## [TASK TO COMPLETE]
Write out every entry exactly as it appears.

## [DATASET RECORDS]
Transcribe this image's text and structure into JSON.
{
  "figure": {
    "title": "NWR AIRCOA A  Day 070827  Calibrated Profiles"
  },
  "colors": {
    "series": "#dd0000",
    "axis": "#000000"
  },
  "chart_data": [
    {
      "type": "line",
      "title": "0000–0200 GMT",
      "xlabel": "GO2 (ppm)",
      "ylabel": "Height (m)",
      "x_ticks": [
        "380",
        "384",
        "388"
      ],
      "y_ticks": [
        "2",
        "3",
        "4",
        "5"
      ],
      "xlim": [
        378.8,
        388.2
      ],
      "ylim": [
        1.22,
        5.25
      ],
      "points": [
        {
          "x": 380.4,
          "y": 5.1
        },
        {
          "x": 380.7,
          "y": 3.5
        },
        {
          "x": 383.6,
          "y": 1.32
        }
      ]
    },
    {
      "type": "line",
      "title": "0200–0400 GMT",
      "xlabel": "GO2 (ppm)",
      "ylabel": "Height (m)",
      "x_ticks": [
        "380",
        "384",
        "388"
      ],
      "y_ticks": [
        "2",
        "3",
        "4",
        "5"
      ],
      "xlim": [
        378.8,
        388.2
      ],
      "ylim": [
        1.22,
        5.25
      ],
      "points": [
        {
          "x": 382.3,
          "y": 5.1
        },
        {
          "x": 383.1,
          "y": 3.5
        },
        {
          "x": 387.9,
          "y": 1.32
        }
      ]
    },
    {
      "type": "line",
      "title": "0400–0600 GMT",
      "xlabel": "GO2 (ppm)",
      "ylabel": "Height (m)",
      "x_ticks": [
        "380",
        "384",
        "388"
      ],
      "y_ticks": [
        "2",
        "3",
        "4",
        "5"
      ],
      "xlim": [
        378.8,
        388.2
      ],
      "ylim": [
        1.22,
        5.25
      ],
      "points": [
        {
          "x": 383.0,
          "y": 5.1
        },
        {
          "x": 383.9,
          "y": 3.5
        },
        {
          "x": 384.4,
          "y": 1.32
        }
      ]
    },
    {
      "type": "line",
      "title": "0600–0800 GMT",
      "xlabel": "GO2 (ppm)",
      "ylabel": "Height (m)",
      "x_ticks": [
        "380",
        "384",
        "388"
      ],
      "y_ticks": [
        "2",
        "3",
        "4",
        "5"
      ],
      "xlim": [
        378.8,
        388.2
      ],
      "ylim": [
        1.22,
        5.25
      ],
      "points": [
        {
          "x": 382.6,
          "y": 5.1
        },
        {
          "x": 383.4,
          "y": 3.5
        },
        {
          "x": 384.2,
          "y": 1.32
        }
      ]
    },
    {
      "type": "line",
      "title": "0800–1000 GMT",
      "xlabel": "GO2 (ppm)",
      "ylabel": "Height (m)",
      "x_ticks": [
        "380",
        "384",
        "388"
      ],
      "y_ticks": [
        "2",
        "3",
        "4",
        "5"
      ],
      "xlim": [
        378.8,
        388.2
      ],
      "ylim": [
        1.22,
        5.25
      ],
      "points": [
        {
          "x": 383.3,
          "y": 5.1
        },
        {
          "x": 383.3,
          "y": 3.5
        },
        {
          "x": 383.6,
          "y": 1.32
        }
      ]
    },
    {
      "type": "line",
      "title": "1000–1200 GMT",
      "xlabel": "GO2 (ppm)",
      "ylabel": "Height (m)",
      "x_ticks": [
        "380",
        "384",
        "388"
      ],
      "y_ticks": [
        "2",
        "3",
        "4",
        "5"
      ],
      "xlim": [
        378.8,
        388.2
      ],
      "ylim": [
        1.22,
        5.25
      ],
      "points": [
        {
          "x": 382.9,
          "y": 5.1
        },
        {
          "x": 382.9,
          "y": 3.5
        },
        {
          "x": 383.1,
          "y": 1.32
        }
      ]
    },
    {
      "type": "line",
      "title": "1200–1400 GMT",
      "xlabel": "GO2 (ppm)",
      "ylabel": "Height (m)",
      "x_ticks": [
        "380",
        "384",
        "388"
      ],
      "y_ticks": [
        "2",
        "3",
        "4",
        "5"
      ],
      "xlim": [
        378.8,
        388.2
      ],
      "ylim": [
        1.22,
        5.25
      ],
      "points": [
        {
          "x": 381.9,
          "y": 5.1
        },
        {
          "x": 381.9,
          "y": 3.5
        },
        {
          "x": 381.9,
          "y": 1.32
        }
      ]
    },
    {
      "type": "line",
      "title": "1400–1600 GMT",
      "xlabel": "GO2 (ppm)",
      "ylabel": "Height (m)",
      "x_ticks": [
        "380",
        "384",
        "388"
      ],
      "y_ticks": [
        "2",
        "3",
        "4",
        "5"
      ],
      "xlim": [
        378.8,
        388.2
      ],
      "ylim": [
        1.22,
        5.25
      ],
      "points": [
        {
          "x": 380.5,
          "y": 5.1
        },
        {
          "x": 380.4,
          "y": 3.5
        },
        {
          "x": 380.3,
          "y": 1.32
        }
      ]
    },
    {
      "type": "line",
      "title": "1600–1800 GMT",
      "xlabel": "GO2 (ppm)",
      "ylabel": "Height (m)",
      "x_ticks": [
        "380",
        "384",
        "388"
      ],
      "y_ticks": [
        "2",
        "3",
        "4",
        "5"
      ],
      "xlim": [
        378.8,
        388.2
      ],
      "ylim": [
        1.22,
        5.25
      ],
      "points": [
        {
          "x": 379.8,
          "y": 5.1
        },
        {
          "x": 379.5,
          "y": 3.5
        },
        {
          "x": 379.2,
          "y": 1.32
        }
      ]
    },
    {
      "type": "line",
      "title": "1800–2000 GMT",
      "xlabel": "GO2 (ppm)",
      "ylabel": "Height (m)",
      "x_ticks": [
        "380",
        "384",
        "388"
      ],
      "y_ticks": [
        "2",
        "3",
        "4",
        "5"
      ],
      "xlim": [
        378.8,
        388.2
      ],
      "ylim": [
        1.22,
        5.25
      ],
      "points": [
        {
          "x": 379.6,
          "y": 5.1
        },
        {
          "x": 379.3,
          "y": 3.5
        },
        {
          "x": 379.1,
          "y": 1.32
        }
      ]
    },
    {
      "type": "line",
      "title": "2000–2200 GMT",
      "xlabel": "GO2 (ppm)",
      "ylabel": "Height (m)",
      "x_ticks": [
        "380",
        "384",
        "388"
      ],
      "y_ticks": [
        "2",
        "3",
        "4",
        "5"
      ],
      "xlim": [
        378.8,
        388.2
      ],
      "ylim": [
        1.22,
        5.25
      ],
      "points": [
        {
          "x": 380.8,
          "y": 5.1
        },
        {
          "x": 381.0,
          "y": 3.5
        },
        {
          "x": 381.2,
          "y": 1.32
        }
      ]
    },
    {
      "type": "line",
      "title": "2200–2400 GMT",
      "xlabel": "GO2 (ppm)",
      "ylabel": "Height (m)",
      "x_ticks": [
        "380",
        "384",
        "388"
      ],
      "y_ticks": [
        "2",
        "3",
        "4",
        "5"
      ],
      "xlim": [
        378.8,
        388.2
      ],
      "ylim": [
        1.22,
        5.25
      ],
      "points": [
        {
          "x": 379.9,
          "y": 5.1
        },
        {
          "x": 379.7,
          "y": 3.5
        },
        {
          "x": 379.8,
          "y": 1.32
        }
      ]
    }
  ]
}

## [ANSWER TO THE EXERCISE]
Transcribe this image's text and structure into JSON.
{
  "figure": {
    "title": "NWR AIRCOA A  Day 070827  Calibrated Profiles"
  },
  "colors": {
    "series": "#dd0000",
    "axis": "#000000"
  },
  "chart_data": [
    {
      "type": "line",
      "title": "0000–0200 GMT",
      "xlabel": "GO2 (ppm)",
      "ylabel": "Height (m)",
      "x_ticks": [
        "380",
        "384",
        "388"
      ],
      "y_ticks": [
        "2",
        "3",
        "4",
        "5"
      ],
      "xlim": [
        378.8,
        388.2
      ],
      "ylim": [
        1.22,
        5.25
      ],
      "points": [
        {
          "x": 380.4,
          "y": 5.1
        },
        {
          "x": 380.7,
          "y": 3.5
        },
        {
          "x": 383.6,
          "y": 1.32
        }
      ]
    },
    {
      "type": "line",
      "title": "0200–0400 GMT",
      "xlabel": "GO2 (ppm)",
      "ylabel": "Height (m)",
      "x_ticks": [
        "380",
        "384",
        "388"
      ],
      "y_ticks": [
        "2",
        "3",
        "4",
        "5"
      ],
      "xlim": [
        378.8,
        388.2
      ],
      "ylim": [
        1.22,
        5.25
      ],
      "points": [
        {
          "x": 382.3,
          "y": 5.1
        },
        {
          "x": 383.1,
          "y": 3.5
        },
        {
          "x": 387.9,
          "y": 1.32
        }
      ]
    },
    {
      "type": "line",
      "title": "0400–0600 GMT",
      "xlabel": "GO2 (ppm)",
      "ylabel": "Height (m)",
      "x_ticks": [
        "380",
        "384",
        "388"
      ],
      "y_ticks": [
        "2",
        "3",
        "4",
        "5"
      ],
      "xlim": [
        378.8,
        388.2
      ],
      "ylim": [
        1.22,
        5.25
      ],
      "points": [
        {
          "x": 383.0,
          "y": 5.1
        },
        {
          "x": 383.9,
          "y": 3.5
        },
        {
          "x": 384.4,
          "y": 1.32
        }
      ]
    },
    {
      "type": "line",
      "title": "0600–0800 GMT",
      "xlabel": "GO2 (ppm)",
      "ylabel": "Height (m)",
      "x_ticks": [
        "380",
        "384",
        "388"
      ],
      "y_ticks": [
        "2",
        "3",
        "4",
        "5"
      ],
      "xlim": [
        378.8,
        388.2
      ],
      "ylim": [
        1.22,
        5.25
      ],
      "points": [
        {
          "x": 382.6,
          "y": 5.1
        },
        {
          "x": 383.4,
          "y": 3.5
        },
        {
          "x": 384.2,
          "y": 1.32
        }
      ]
    },
    {
      "type": "line",
      "title": "0800–1000 GMT",
      "xlabel": "GO2 (ppm)",
      "ylabel": "Height (m)",
      "x_ticks": [
        "380",
        "384",
        "388"
      ],
      "y_ticks": [
        "2",
        "3",
        "4",
        "5"
      ],
      "xlim": [
        378.8,
        388.2
      ],
      "ylim": [
        1.22,
        5.25
      ],
      "points": [
        {
          "x": 383.3,
          "y": 5.1
        },
        {
          "x": 383.3,
          "y": 3.5
        },
        {
          "x": 383.6,
          "y": 1.32
        }
      ]
    },
    {
      "type": "line",
      "title": "1000–1200 GMT",
      "xlabel": "GO2 (ppm)",
      "ylabel": "Height (m)",
      "x_ticks": [
        "380",
        "384",
        "388"
      ],
      "y_ticks": [
        "2",
        "3",
        "4",
        "5"
      ],
      "xlim": [
        378.8,
        388.2
      ],
      "ylim": [
        1.22,
        5.25
      ],
      "points": [
        {
          "x": 382.9,
          "y": 5.1
        },
        {
          "x": 382.9,
          "y": 3.5
        },
        {
          "x": 383.1,
          "y": 1.32
        }
      ]
    },
    {
      "type": "line",
      "title": "1200–1400 GMT",
      "xlabel": "GO2 (ppm)",
      "ylabel": "Height (m)",
      "x_ticks": [
        "380",
        "384",
        "388"
      ],
      "y_ticks": [
        "2",
        "3",
        "4",
        "5"
      ],
      "xlim": [
        378.8,
        388.2
      ],
      "ylim": [
        1.22,
        5.25
      ],
      "points": [
        {
          "x": 381.9,
          "y": 5.1
        },
        {
          "x": 381.9,
          "y": 3.5
        },
        {
          "x": 381.9,
          "y": 1.32
        }
      ]
    },
    {
      "type": "line",
      "title": "1400–1600 GMT",
      "xlabel": "GO2 (ppm)",
      "ylabel": "Height (m)",
      "x_ticks": [
        "380",
        "384",
        "388"
      ],
      "y_ticks": [
        "2",
        "3",
        "4",
        "5"
      ],
      "xlim": [
        378.8,
        388.2
      ],
      "ylim": [
        1.22,
        5.25
      ],
      "points": [
        {
          "x": 380.5,
          "y": 5.1
        },
        {
          "x": 380.4,
          "y": 3.5
        },
        {
          "x": 380.3,
          "y": 1.32
        }
      ]
    },
    {
      "type": "line",
      "title": "1600–1800 GMT",
      "xlabel": "GO2 (ppm)",
      "ylabel": "Height (m)",
      "x_ticks": [
        "380",
        "384",
        "388"
      ],
      "y_ticks": [
        "2",
        "3",
        "4",
        "5"
      ],
      "xlim": [
        378.8,
        388.2
      ],
      "ylim": [
        1.22,
        5.25
      ],
      "points": [
        {
          "x": 379.8,
          "y": 5.1
        },
        {
          "x": 379.5,
          "y": 3.5
        },
        {
          "x": 379.2,
          "y": 1.32
        }
      ]
    },
    {
      "type": "line",
      "title": "1800–2000 GMT",
      "xlabel": "GO2 (ppm)",
      "ylabel": "Height (m)",
      "x_ticks": [
        "380",
        "384",
        "388"
      ],
      "y_ticks": [
        "2",
        "3",
        "4",
        "5"
      ],
      "xlim": [
        378.8,
        388.2
      ],
      "ylim": [
        1.22,
        5.25
      ],
      "points": [
        {
          "x": 379.6,
          "y": 5.1
        },
        {
          "x": 379.3,
          "y": 3.5
        },
        {
          "x": 379.1,
          "y": 1.32
        }
      ]
    },
    {
      "type": "line",
      "title": "2000–2200 GMT",
      "xlabel": "GO2 (ppm)",
      "ylabel": "Height (m)",
      "x_ticks": [
        "380",
        "384",
        "388"
      ],
      "y_ticks": [
        "2",
        "3",
        "4",
        "5"
      ],
      "xlim": [
        378.8,
        388.2
      ],
      "ylim": [
        1.22,
        5.25
      ],
      "points": [
        {
          "x": 380.8,
          "y": 5.1
        },
        {
          "x": 381.0,
          "y": 3.5
        },
        {
          "x": 381.2,
          "y": 1.32
        }
      ]
    },
    {
      "type": "line",
      "title": "2200–2400 GMT",
      "xlabel": "GO2 (ppm)",
      "ylabel": "Height (m)",
      "x_ticks": [
        "380",
        "384",
        "388"
      ],
      "y_ticks": [
        "2",
        "3",
        "4",
        "5"
      ],
      "xlim": [
        378.8,
        388.2
      ],
      "ylim": [
        1.22,
        5.25
      ],
      "points": [
        {
          "x": 379.9,
          "y": 5.1
        },
        {
          "x": 379.7,
          "y": 3.5
        },
        {
          "x": 379.8,
          "y": 1.32
        }
      ]
    }
  ]
}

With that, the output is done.